## Task brief
Collect every line of the records below that contains the word "SIMSVAL".

* * *

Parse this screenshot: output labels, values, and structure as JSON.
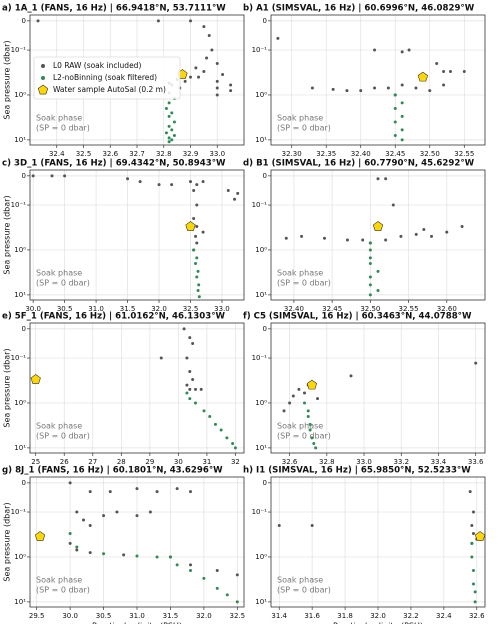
{
  "chart_data": [
    {
      "type": "scatter",
      "title": "a) 1A_1 (FANS, 16 Hz) | 66.9418°N, 53.7111°W",
      "ylabel": "Sea pressure (dbar)",
      "annotation": [
        "Soak phase",
        "(SP = 0 dbar)"
      ],
      "legend": "upper left",
      "yscale": "symlog",
      "linthresh": 0.1,
      "y_inverted": true,
      "grid": true,
      "xlim": [
        32.3,
        33.1
      ],
      "xticks": [
        32.4,
        32.5,
        32.6,
        32.7,
        32.8,
        32.9,
        {
          "value": 33,
          "label": "33.0"
        }
      ],
      "ylim": [
        -0.02,
        13
      ],
      "yticks": [
        0,
        {
          "value": 0.1,
          "label": "10⁻¹"
        },
        {
          "value": 1,
          "label": "10⁰"
        },
        {
          "value": 10,
          "label": "10¹"
        }
      ],
      "series": [
        {
          "name": "L0 RAW (soak included)",
          "color": "#555555",
          "marker": "circle",
          "x": [
            32.33,
            32.78,
            32.9,
            32.95,
            32.97,
            32.98,
            32.96,
            33.0,
            32.92,
            32.95,
            33.02,
            32.9,
            33.0,
            32.85,
            33.05,
            32.82,
            33.0,
            33.05,
            32.93,
            32.88,
            33.0,
            32.86
          ],
          "values": [
            0,
            0,
            0,
            0.02,
            0.05,
            0.1,
            0.15,
            0.2,
            0.25,
            0.3,
            0.35,
            0.4,
            0.5,
            0.45,
            0.6,
            0.55,
            1.0,
            0.8,
            0.4,
            0.5,
            0.7,
            0.7
          ]
        },
        {
          "name": "L2-noBinning (soak filtered)",
          "color": "#2e8b57",
          "marker": "circle",
          "x": [
            32.83,
            32.82,
            32.84,
            32.82,
            32.81,
            32.83,
            32.82,
            32.84,
            32.82,
            32.83,
            32.81,
            32.84,
            32.82,
            32.83,
            32.82
          ],
          "values": [
            0.6,
            0.9,
            1.2,
            1.5,
            2,
            2.5,
            3,
            4,
            5,
            6,
            7,
            8,
            9,
            10,
            11
          ]
        },
        {
          "name": "Water sample AutoSal (0.2 m)",
          "color": "#ffd700",
          "marker": "pentagon",
          "x": [
            32.87
          ],
          "values": [
            0.35
          ]
        }
      ]
    },
    {
      "type": "scatter",
      "title": "b) A1 (SIMSVAL, 16 Hz) | 60.6996°N, 46.0829°W",
      "annotation": [
        "Soak phase",
        "(SP = 0 dbar)"
      ],
      "yscale": "symlog",
      "linthresh": 0.1,
      "y_inverted": true,
      "grid": true,
      "xlim": [
        32.27,
        32.58
      ],
      "xticks": [
        {
          "value": 32.3,
          "label": "32.30"
        },
        32.35,
        {
          "value": 32.4,
          "label": "32.40"
        },
        32.45,
        {
          "value": 32.5,
          "label": "32.50"
        },
        32.55
      ],
      "ylim": [
        -0.02,
        13
      ],
      "yticks": [
        0,
        {
          "value": 0.1,
          "label": "10⁻¹"
        },
        {
          "value": 1,
          "label": "10⁰"
        },
        {
          "value": 10,
          "label": "10¹"
        }
      ],
      "series": [
        {
          "color": "#555555",
          "marker": "circle",
          "x": [
            32.28,
            32.42,
            32.46,
            32.47,
            32.51,
            32.53,
            32.55,
            32.33,
            32.38,
            32.4,
            32.42,
            32.44,
            32.46,
            32.48,
            32.5,
            32.52,
            32.52,
            32.45,
            32.36
          ],
          "values": [
            0.06,
            0.1,
            0.11,
            0.1,
            0.2,
            0.3,
            0.3,
            0.7,
            0.8,
            0.8,
            0.7,
            0.7,
            0.6,
            0.7,
            0.8,
            0.6,
            0.3,
            1.0,
            0.75
          ]
        },
        {
          "color": "#2e8b57",
          "marker": "circle",
          "x": [
            32.45,
            32.46,
            32.45,
            32.46,
            32.45,
            32.46,
            32.45,
            32.46
          ],
          "values": [
            1,
            1.5,
            2,
            3,
            4,
            6,
            8,
            10
          ]
        },
        {
          "color": "#ffd700",
          "marker": "pentagon",
          "x": [
            32.49
          ],
          "values": [
            0.4
          ]
        }
      ]
    },
    {
      "type": "scatter",
      "title": "c) 3D_1 (FANS, 16 Hz) | 69.4342°N, 50.8943°W",
      "ylabel": "Sea pressure (dbar)",
      "annotation": [
        "Soak phase",
        "(SP = 0 dbar)"
      ],
      "yscale": "symlog",
      "linthresh": 0.1,
      "y_inverted": true,
      "grid": true,
      "xlim": [
        29.95,
        33.35
      ],
      "xticks": [
        {
          "value": 30,
          "label": "30.0"
        },
        30.5,
        {
          "value": 31,
          "label": "31.0"
        },
        31.5,
        {
          "value": 32,
          "label": "32.0"
        },
        32.5,
        {
          "value": 33,
          "label": "33.0"
        }
      ],
      "ylim": [
        -0.02,
        13
      ],
      "yticks": [
        0,
        {
          "value": 0.1,
          "label": "10⁻¹"
        },
        {
          "value": 1,
          "label": "10⁰"
        },
        {
          "value": 10,
          "label": "10¹"
        }
      ],
      "series": [
        {
          "color": "#555555",
          "marker": "circle",
          "x": [
            30.0,
            30.3,
            30.5,
            31.5,
            31.7,
            32.0,
            32.2,
            32.5,
            32.6,
            32.7,
            33.1,
            33.2,
            33.25,
            32.55,
            32.6,
            32.55,
            32.6,
            32.58,
            32.6,
            32.55,
            32.7
          ],
          "values": [
            0,
            0,
            0,
            0.01,
            0.02,
            0.03,
            0.03,
            0.02,
            0.03,
            0.02,
            0.05,
            0.08,
            0.06,
            0.05,
            0.1,
            0.2,
            0.3,
            0.5,
            0.7,
            1.0,
            0.4
          ]
        },
        {
          "color": "#2e8b57",
          "marker": "circle",
          "x": [
            32.55,
            32.6,
            32.58,
            32.62,
            32.6,
            32.63,
            32.62,
            32.64
          ],
          "values": [
            1,
            1.5,
            2,
            3,
            4,
            6,
            8,
            11
          ]
        },
        {
          "color": "#ffd700",
          "marker": "pentagon",
          "x": [
            32.5
          ],
          "values": [
            0.3
          ]
        }
      ]
    },
    {
      "type": "scatter",
      "title": "d) B1 (SIMSVAL, 16 Hz) | 60.7790°N, 45.6292°W",
      "annotation": [
        "Soak phase",
        "(SP = 0 dbar)"
      ],
      "yscale": "symlog",
      "linthresh": 0.1,
      "y_inverted": true,
      "grid": true,
      "xlim": [
        32.37,
        32.65
      ],
      "xticks": [
        {
          "value": 32.4,
          "label": "32.40"
        },
        32.45,
        {
          "value": 32.5,
          "label": "32.50"
        },
        32.55,
        {
          "value": 32.6,
          "label": "32.60"
        }
      ],
      "ylim": [
        -0.02,
        13
      ],
      "yticks": [
        0,
        {
          "value": 0.1,
          "label": "10⁻¹"
        },
        {
          "value": 1,
          "label": "10⁰"
        },
        {
          "value": 10,
          "label": "10¹"
        }
      ],
      "series": [
        {
          "color": "#555555",
          "marker": "circle",
          "x": [
            32.51,
            32.52,
            32.53,
            32.39,
            32.41,
            32.44,
            32.47,
            32.49,
            32.52,
            32.54,
            32.56,
            32.58,
            32.6,
            32.62,
            32.5,
            32.57
          ],
          "values": [
            0.01,
            0.01,
            0.1,
            0.55,
            0.5,
            0.55,
            0.6,
            0.6,
            0.6,
            0.5,
            0.45,
            0.5,
            0.4,
            0.3,
            0.7,
            0.35
          ]
        },
        {
          "color": "#2e8b57",
          "marker": "circle",
          "x": [
            32.5,
            32.5,
            32.5,
            32.5,
            32.51,
            32.5,
            32.5,
            32.51,
            32.5
          ],
          "values": [
            0.7,
            1,
            1.5,
            2,
            3,
            4,
            6,
            8,
            10
          ]
        },
        {
          "color": "#ffd700",
          "marker": "pentagon",
          "x": [
            32.51
          ],
          "values": [
            0.3
          ]
        }
      ]
    },
    {
      "type": "scatter",
      "title": "e) 5F_1 (FANS, 16 Hz) | 61.0162°N, 46.1303°W",
      "ylabel": "Sea pressure (dbar)",
      "annotation": [
        "Soak phase",
        "(SP = 0 dbar)"
      ],
      "yscale": "symlog",
      "linthresh": 0.1,
      "y_inverted": true,
      "grid": true,
      "xlim": [
        24.8,
        32.3
      ],
      "xticks": [
        25,
        26,
        27,
        28,
        29,
        30,
        31,
        32
      ],
      "ylim": [
        -0.02,
        13
      ],
      "yticks": [
        0,
        {
          "value": 0.1,
          "label": "10⁻¹"
        },
        {
          "value": 1,
          "label": "10⁰"
        },
        {
          "value": 10,
          "label": "10¹"
        }
      ],
      "series": [
        {
          "color": "#555555",
          "marker": "circle",
          "x": [
            29.4,
            30.2,
            30.4,
            30.5,
            30.3,
            30.4,
            30.5,
            30.3,
            30.6,
            30.8,
            30.4
          ],
          "values": [
            0.1,
            0,
            0.03,
            0.05,
            0.1,
            0.2,
            0.3,
            0.4,
            0.5,
            0.5,
            0.5
          ]
        },
        {
          "color": "#2e8b57",
          "marker": "circle",
          "x": [
            30.3,
            30.4,
            30.6,
            30.9,
            31.1,
            31.3,
            31.5,
            31.7,
            31.9,
            32.0
          ],
          "values": [
            0.6,
            0.8,
            1.0,
            1.5,
            2,
            3,
            4,
            6,
            8,
            10
          ]
        },
        {
          "color": "#ffd700",
          "marker": "pentagon",
          "x": [
            25.0
          ],
          "values": [
            0.3
          ]
        }
      ]
    },
    {
      "type": "scatter",
      "title": "f) C5 (SIMSVAL, 16 Hz) | 60.3463°N, 44.0788°W",
      "annotation": [
        "Soak phase",
        "(SP = 0 dbar)"
      ],
      "yscale": "symlog",
      "linthresh": 0.1,
      "y_inverted": true,
      "grid": true,
      "xlim": [
        32.5,
        33.65
      ],
      "xticks": [
        32.6,
        32.8,
        {
          "value": 33,
          "label": "33.0"
        },
        33.2,
        33.4,
        33.6
      ],
      "ylim": [
        -0.02,
        13
      ],
      "yticks": [
        0,
        {
          "value": 0.1,
          "label": "10⁻¹"
        },
        {
          "value": 1,
          "label": "10⁰"
        },
        {
          "value": 10,
          "label": "10¹"
        }
      ],
      "series": [
        {
          "color": "#555555",
          "marker": "circle",
          "x": [
            32.57,
            32.6,
            32.62,
            32.65,
            32.7,
            32.75,
            32.93,
            33.6,
            32.68
          ],
          "values": [
            1.5,
            1.0,
            0.7,
            0.5,
            0.4,
            0.8,
            0.25,
            0.13,
            0.6
          ]
        },
        {
          "color": "#2e8b57",
          "marker": "circle",
          "x": [
            32.68,
            32.7,
            32.7,
            32.71,
            32.71,
            32.72,
            32.73,
            32.74
          ],
          "values": [
            1,
            1.5,
            2,
            3,
            4,
            6,
            8,
            10
          ]
        },
        {
          "color": "#ffd700",
          "marker": "pentagon",
          "x": [
            32.72
          ],
          "values": [
            0.4
          ]
        }
      ]
    },
    {
      "type": "scatter",
      "title": "g) 8J_1 (FANS, 16 Hz) | 60.1801°N, 43.6296°W",
      "ylabel": "Sea pressure (dbar)",
      "xlabel": "Practical salinity (PSU)",
      "annotation": [
        "Soak phase",
        "(SP = 0 dbar)"
      ],
      "yscale": "symlog",
      "linthresh": 0.1,
      "y_inverted": true,
      "grid": true,
      "xlim": [
        29.4,
        32.6
      ],
      "xticks": [
        29.5,
        {
          "value": 30,
          "label": "30.0"
        },
        30.5,
        {
          "value": 31,
          "label": "31.0"
        },
        31.5,
        {
          "value": 32,
          "label": "32.0"
        },
        32.5
      ],
      "ylim": [
        -0.02,
        13
      ],
      "yticks": [
        0,
        {
          "value": 0.1,
          "label": "10⁻¹"
        },
        {
          "value": 1,
          "label": "10⁰"
        },
        {
          "value": 10,
          "label": "10¹"
        }
      ],
      "series": [
        {
          "color": "#555555",
          "marker": "circle",
          "x": [
            30.0,
            30.1,
            30.2,
            30.3,
            30.5,
            30.7,
            31.0,
            31.2,
            30.3,
            30.6,
            31.0,
            31.3,
            31.6,
            31.8,
            30.0,
            30.1,
            30.3,
            30.8,
            31.5,
            31.8,
            32.2,
            32.5
          ],
          "values": [
            0,
            0.1,
            0.15,
            0.2,
            0.12,
            0.1,
            0.12,
            0.1,
            0.03,
            0.03,
            0.02,
            0.03,
            0.02,
            0.03,
            0.5,
            0.7,
            0.8,
            0.9,
            1.0,
            1.5,
            2,
            2.5
          ]
        },
        {
          "color": "#2e8b57",
          "marker": "circle",
          "x": [
            30.0,
            30.1,
            30.5,
            31.0,
            31.3,
            31.5,
            31.6,
            31.8,
            32.0,
            32.2,
            32.35,
            32.5
          ],
          "values": [
            0.3,
            0.6,
            0.85,
            0.95,
            1.0,
            1.0,
            1.5,
            2,
            3,
            5,
            7,
            10
          ]
        },
        {
          "color": "#ffd700",
          "marker": "pentagon",
          "x": [
            29.55
          ],
          "values": [
            0.35
          ]
        }
      ]
    },
    {
      "type": "scatter",
      "title": "h) I1 (SIMSVAL, 16 Hz) | 65.9850°N, 52.5233°W",
      "xlabel": "Practical salinity (PSU)",
      "annotation": [
        "Soak phase",
        "(SP = 0 dbar)"
      ],
      "yscale": "symlog",
      "linthresh": 0.1,
      "y_inverted": true,
      "grid": true,
      "xlim": [
        31.35,
        32.65
      ],
      "xticks": [
        31.4,
        31.6,
        31.8,
        {
          "value": 32,
          "label": "32.0"
        },
        32.2,
        32.4,
        32.6
      ],
      "ylim": [
        -0.02,
        13
      ],
      "yticks": [
        0,
        {
          "value": 0.1,
          "label": "10⁻¹"
        },
        {
          "value": 1,
          "label": "10⁰"
        },
        {
          "value": 10,
          "label": "10¹"
        }
      ],
      "series": [
        {
          "color": "#555555",
          "marker": "circle",
          "x": [
            31.4,
            31.6,
            32.56,
            32.58,
            32.57,
            32.58,
            32.6,
            32.57
          ],
          "values": [
            0.2,
            0.2,
            0.03,
            0.1,
            0.2,
            0.3,
            0.4,
            0.5
          ]
        },
        {
          "color": "#2e8b57",
          "marker": "circle",
          "x": [
            32.57,
            32.57,
            32.58,
            32.58,
            32.59,
            32.59
          ],
          "values": [
            0.5,
            1,
            2,
            4,
            6,
            10
          ]
        },
        {
          "color": "#ffd700",
          "marker": "pentagon",
          "x": [
            32.62
          ],
          "values": [
            0.35
          ]
        }
      ]
    }
  ]
}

* * *

## Output below
      "title": "b) A1 (SIMSVAL, 16 Hz) | 60.6996°N, 46.0829°W",
      "title": "d) B1 (SIMSVAL, 16 Hz) | 60.7790°N, 45.6292°W",
      "title": "f) C5 (SIMSVAL, 16 Hz) | 60.3463°N, 44.0788°W",
      "title": "h) I1 (SIMSVAL, 16 Hz) | 65.9850°N, 52.5233°W",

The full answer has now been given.